> WORK TO BE COMPLETED: Write out the records again, exactly, leaving none out.

(Dataset entries on figures)
· · ·

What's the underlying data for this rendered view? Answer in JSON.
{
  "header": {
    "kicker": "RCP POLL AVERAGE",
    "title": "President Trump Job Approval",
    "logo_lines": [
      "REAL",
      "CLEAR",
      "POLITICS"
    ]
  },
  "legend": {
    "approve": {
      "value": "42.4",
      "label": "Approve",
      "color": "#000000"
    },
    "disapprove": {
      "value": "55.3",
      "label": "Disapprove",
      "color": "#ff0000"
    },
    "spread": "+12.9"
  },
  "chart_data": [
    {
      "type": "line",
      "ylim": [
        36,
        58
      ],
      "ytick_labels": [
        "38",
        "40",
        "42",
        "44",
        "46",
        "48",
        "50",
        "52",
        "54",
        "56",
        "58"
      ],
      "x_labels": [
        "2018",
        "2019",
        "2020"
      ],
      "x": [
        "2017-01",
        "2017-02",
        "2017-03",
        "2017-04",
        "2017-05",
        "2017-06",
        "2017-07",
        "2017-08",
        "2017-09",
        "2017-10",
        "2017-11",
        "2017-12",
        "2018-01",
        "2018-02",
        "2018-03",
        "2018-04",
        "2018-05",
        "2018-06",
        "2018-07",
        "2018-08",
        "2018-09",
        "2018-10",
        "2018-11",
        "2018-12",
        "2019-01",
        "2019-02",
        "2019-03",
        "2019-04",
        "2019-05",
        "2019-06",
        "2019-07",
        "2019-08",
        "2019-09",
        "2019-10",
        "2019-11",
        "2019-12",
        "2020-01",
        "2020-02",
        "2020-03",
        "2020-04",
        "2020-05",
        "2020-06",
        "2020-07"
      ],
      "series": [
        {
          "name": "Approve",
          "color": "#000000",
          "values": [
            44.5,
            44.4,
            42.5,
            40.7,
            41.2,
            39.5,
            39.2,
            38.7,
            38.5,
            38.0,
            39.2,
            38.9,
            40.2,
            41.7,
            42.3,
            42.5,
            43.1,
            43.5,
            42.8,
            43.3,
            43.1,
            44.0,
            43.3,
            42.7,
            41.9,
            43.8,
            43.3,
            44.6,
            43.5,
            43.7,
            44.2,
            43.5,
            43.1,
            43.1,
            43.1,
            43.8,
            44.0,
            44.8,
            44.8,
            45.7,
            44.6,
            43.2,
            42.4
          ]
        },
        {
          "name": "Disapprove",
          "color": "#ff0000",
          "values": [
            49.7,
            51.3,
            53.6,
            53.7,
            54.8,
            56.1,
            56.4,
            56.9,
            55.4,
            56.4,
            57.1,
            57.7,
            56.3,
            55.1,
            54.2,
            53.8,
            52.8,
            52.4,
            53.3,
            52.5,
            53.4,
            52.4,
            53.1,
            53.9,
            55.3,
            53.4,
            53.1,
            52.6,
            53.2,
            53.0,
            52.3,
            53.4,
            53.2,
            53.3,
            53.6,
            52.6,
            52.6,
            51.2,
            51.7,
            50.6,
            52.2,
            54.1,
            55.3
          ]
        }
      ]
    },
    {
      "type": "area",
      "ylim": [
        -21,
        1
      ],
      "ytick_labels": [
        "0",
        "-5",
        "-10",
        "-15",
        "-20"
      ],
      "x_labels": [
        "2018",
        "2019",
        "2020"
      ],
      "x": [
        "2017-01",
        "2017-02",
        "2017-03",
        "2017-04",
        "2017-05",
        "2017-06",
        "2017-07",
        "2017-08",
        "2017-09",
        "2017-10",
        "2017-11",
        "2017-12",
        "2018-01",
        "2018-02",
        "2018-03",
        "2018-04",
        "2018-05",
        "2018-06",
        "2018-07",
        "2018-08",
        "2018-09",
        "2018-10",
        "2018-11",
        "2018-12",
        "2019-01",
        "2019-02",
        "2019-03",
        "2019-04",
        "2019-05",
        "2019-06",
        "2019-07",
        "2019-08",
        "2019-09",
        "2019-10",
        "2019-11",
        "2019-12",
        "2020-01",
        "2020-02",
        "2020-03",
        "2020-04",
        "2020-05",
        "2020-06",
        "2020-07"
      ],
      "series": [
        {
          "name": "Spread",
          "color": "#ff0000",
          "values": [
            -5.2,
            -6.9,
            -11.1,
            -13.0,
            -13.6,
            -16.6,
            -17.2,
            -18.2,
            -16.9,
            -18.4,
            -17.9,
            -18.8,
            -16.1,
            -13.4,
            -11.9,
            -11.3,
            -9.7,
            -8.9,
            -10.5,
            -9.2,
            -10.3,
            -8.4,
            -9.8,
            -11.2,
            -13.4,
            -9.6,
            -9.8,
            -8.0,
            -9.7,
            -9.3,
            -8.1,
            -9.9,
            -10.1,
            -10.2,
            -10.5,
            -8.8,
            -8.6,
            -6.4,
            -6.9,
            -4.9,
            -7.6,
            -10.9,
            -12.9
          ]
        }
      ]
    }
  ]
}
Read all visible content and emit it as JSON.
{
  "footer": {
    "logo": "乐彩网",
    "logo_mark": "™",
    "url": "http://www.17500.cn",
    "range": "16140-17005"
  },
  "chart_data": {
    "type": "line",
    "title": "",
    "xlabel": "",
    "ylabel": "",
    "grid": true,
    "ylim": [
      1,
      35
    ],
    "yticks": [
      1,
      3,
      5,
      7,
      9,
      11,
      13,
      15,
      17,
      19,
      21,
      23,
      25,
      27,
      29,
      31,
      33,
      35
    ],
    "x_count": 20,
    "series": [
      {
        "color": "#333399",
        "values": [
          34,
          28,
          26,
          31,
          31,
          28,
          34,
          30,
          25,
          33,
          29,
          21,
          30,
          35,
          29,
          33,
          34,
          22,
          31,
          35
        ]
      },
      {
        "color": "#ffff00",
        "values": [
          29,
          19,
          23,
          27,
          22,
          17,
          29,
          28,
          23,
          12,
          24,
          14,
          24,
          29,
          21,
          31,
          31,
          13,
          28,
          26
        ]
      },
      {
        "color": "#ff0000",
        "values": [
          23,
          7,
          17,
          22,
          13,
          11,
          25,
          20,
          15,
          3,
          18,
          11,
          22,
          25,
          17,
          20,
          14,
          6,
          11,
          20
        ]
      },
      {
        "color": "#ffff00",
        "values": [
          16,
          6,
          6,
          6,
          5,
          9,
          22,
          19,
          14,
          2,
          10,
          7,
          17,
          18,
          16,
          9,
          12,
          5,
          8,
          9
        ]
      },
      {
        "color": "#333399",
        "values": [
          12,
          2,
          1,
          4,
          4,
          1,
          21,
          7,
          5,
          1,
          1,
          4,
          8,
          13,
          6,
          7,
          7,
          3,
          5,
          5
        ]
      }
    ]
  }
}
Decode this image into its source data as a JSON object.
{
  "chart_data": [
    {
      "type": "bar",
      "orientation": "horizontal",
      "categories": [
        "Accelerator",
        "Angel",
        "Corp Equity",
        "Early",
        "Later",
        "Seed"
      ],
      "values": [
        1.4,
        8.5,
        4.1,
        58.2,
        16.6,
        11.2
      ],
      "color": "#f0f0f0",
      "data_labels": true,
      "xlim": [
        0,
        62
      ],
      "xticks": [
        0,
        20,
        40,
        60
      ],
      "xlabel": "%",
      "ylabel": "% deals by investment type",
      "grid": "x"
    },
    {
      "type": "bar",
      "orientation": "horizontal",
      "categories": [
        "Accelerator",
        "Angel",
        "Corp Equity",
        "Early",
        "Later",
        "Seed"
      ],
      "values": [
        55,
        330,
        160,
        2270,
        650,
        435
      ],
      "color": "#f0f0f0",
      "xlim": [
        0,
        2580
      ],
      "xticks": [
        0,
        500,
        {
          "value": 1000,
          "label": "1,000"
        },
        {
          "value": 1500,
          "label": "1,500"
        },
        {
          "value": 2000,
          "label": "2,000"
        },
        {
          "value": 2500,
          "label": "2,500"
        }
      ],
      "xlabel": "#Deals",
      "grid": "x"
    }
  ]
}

· · ·

> REPLY TO THE TASK:
What's the underlying data for this rendered view? Answer in JSON.
{
  "header": {
    "kicker": "RCP POLL AVERAGE",
    "title": "President Trump Job Approval",
    "logo_lines": [
      "REAL",
      "CLEAR",
      "POLITICS"
    ]
  },
  "legend": {
    "approve": {
      "value": "42.4",
      "label": "Approve",
      "color": "#000000"
    },
    "disapprove": {
      "value": "55.3",
      "label": "Disapprove",
      "color": "#ff0000"
    },
    "spread": "+12.9"
  },
  "chart_data": [
    {
      "type": "line",
      "ylim": [
        36,
        58
      ],
      "ytick_labels": [
        "38",
        "40",
        "42",
        "44",
        "46",
        "48",
        "50",
        "52",
        "54",
        "56",
        "58"
      ],
      "x_labels": [
        "2018",
        "2019",
        "2020"
      ],
      "x": [
        "2017-01",
        "2017-02",
        "2017-03",
        "2017-04",
        "2017-05",
        "2017-06",
        "2017-07",
        "2017-08",
        "2017-09",
        "2017-10",
        "2017-11",
        "2017-12",
        "2018-01",
        "2018-02",
        "2018-03",
        "2018-04",
        "2018-05",
        "2018-06",
        "2018-07",
        "2018-08",
        "2018-09",
        "2018-10",
        "2018-11",
        "2018-12",
        "2019-01",
        "2019-02",
        "2019-03",
        "2019-04",
        "2019-05",
        "2019-06",
        "2019-07",
        "2019-08",
        "2019-09",
        "2019-10",
        "2019-11",
        "2019-12",
        "2020-01",
        "2020-02",
        "2020-03",
        "2020-04",
        "2020-05",
        "2020-06",
        "2020-07"
      ],
      "series": [
        {
          "name": "Approve",
          "color": "#000000",
          "values": [
            44.5,
            44.4,
            42.5,
            40.7,
            41.2,
            39.5,
            39.2,
            38.7,
            38.5,
            38.0,
            39.2,
            38.9,
            40.2,
            41.7,
            42.3,
            42.5,
            43.1,
            43.5,
            42.8,
            43.3,
            43.1,
            44.0,
            43.3,
            42.7,
            41.9,
            43.8,
            43.3,
            44.6,
            43.5,
            43.7,
            44.2,
            43.5,
            43.1,
            43.1,
            43.1,
            43.8,
            44.0,
            44.8,
            44.8,
            45.7,
            44.6,
            43.2,
            42.4
          ]
        },
        {
          "name": "Disapprove",
          "color": "#ff0000",
          "values": [
            49.7,
            51.3,
            53.6,
            53.7,
            54.8,
            56.1,
            56.4,
            56.9,
            55.4,
            56.4,
            57.1,
            57.7,
            56.3,
            55.1,
            54.2,
            53.8,
            52.8,
            52.4,
            53.3,
            52.5,
            53.4,
            52.4,
            53.1,
            53.9,
            55.3,
            53.4,
            53.1,
            52.6,
            53.2,
            53.0,
            52.3,
            53.4,
            53.2,
            53.3,
            53.6,
            52.6,
            52.6,
            51.2,
            51.7,
            50.6,
            52.2,
            54.1,
            55.3
          ]
        }
      ]
    },
    {
      "type": "area",
      "ylim": [
        -21,
        1
      ],
      "ytick_labels": [
        "0",
        "-5",
        "-10",
        "-15",
        "-20"
      ],
      "x_labels": [
        "2018",
        "2019",
        "2020"
      ],
      "x": [
        "2017-01",
        "2017-02",
        "2017-03",
        "2017-04",
        "2017-05",
        "2017-06",
        "2017-07",
        "2017-08",
        "2017-09",
        "2017-10",
        "2017-11",
        "2017-12",
        "2018-01",
        "2018-02",
        "2018-03",
        "2018-04",
        "2018-05",
        "2018-06",
        "2018-07",
        "2018-08",
        "2018-09",
        "2018-10",
        "2018-11",
        "2018-12",
        "2019-01",
        "2019-02",
        "2019-03",
        "2019-04",
        "2019-05",
        "2019-06",
        "2019-07",
        "2019-08",
        "2019-09",
        "2019-10",
        "2019-11",
        "2019-12",
        "2020-01",
        "2020-02",
        "2020-03",
        "2020-04",
        "2020-05",
        "2020-06",
        "2020-07"
      ],
      "series": [
        {
          "name": "Spread",
          "color": "#ff0000",
          "values": [
            -5.2,
            -6.9,
            -11.1,
            -13.0,
            -13.6,
            -16.6,
            -17.2,
            -18.2,
            -16.9,
            -18.4,
            -17.9,
            -18.8,
            -16.1,
            -13.4,
            -11.9,
            -11.3,
            -9.7,
            -8.9,
            -10.5,
            -9.2,
            -10.3,
            -8.4,
            -9.8,
            -11.2,
            -13.4,
            -9.6,
            -9.8,
            -8.0,
            -9.7,
            -9.3,
            -8.1,
            -9.9,
            -10.1,
            -10.2,
            -10.5,
            -8.8,
            -8.6,
            -6.4,
            -6.9,
            -4.9,
            -7.6,
            -10.9,
            -12.9
          ]
        }
      ]
    }
  ]
}
Read all visible content and emit it as JSON.
{
  "footer": {
    "logo": "乐彩网",
    "logo_mark": "™",
    "url": "http://www.17500.cn",
    "range": "16140-17005"
  },
  "chart_data": {
    "type": "line",
    "title": "",
    "xlabel": "",
    "ylabel": "",
    "grid": true,
    "ylim": [
      1,
      35
    ],
    "yticks": [
      1,
      3,
      5,
      7,
      9,
      11,
      13,
      15,
      17,
      19,
      21,
      23,
      25,
      27,
      29,
      31,
      33,
      35
    ],
    "x_count": 20,
    "series": [
      {
        "color": "#333399",
        "values": [
          34,
          28,
          26,
          31,
          31,
          28,
          34,
          30,
          25,
          33,
          29,
          21,
          30,
          35,
          29,
          33,
          34,
          22,
          31,
          35
        ]
      },
      {
        "color": "#ffff00",
        "values": [
          29,
          19,
          23,
          27,
          22,
          17,
          29,
          28,
          23,
          12,
          24,
          14,
          24,
          29,
          21,
          31,
          31,
          13,
          28,
          26
        ]
      },
      {
        "color": "#ff0000",
        "values": [
          23,
          7,
          17,
          22,
          13,
          11,
          25,
          20,
          15,
          3,
          18,
          11,
          22,
          25,
          17,
          20,
          14,
          6,
          11,
          20
        ]
      },
      {
        "color": "#ffff00",
        "values": [
          16,
          6,
          6,
          6,
          5,
          9,
          22,
          19,
          14,
          2,
          10,
          7,
          17,
          18,
          16,
          9,
          12,
          5,
          8,
          9
        ]
      },
      {
        "color": "#333399",
        "values": [
          12,
          2,
          1,
          4,
          4,
          1,
          21,
          7,
          5,
          1,
          1,
          4,
          8,
          13,
          6,
          7,
          7,
          3,
          5,
          5
        ]
      }
    ]
  }
}
Decode this image into its source data as a JSON object.
{
  "chart_data": [
    {
      "type": "bar",
      "orientation": "horizontal",
      "categories": [
        "Accelerator",
        "Angel",
        "Corp Equity",
        "Early",
        "Later",
        "Seed"
      ],
      "values": [
        1.4,
        8.5,
        4.1,
        58.2,
        16.6,
        11.2
      ],
      "color": "#f0f0f0",
      "data_labels": true,
      "xlim": [
        0,
        62
      ],
      "xticks": [
        0,
        20,
        40,
        60
      ],
      "xlabel": "%",
      "ylabel": "% deals by investment type",
      "grid": "x"
    },
    {
      "type": "bar",
      "orientation": "horizontal",
      "categories": [
        "Accelerator",
        "Angel",
        "Corp Equity",
        "Early",
        "Later",
        "Seed"
      ],
      "values": [
        55,
        330,
        160,
        2270,
        650,
        435
      ],
      "color": "#f0f0f0",
      "xlim": [
        0,
        2580
      ],
      "xticks": [
        0,
        500,
        {
          "value": 1000,
          "label": "1,000"
        },
        {
          "value": 1500,
          "label": "1,500"
        },
        {
          "value": 2000,
          "label": "2,000"
        },
        {
          "value": 2500,
          "label": "2,500"
        }
      ],
      "xlabel": "#Deals",
      "grid": "x"
    }
  ]
}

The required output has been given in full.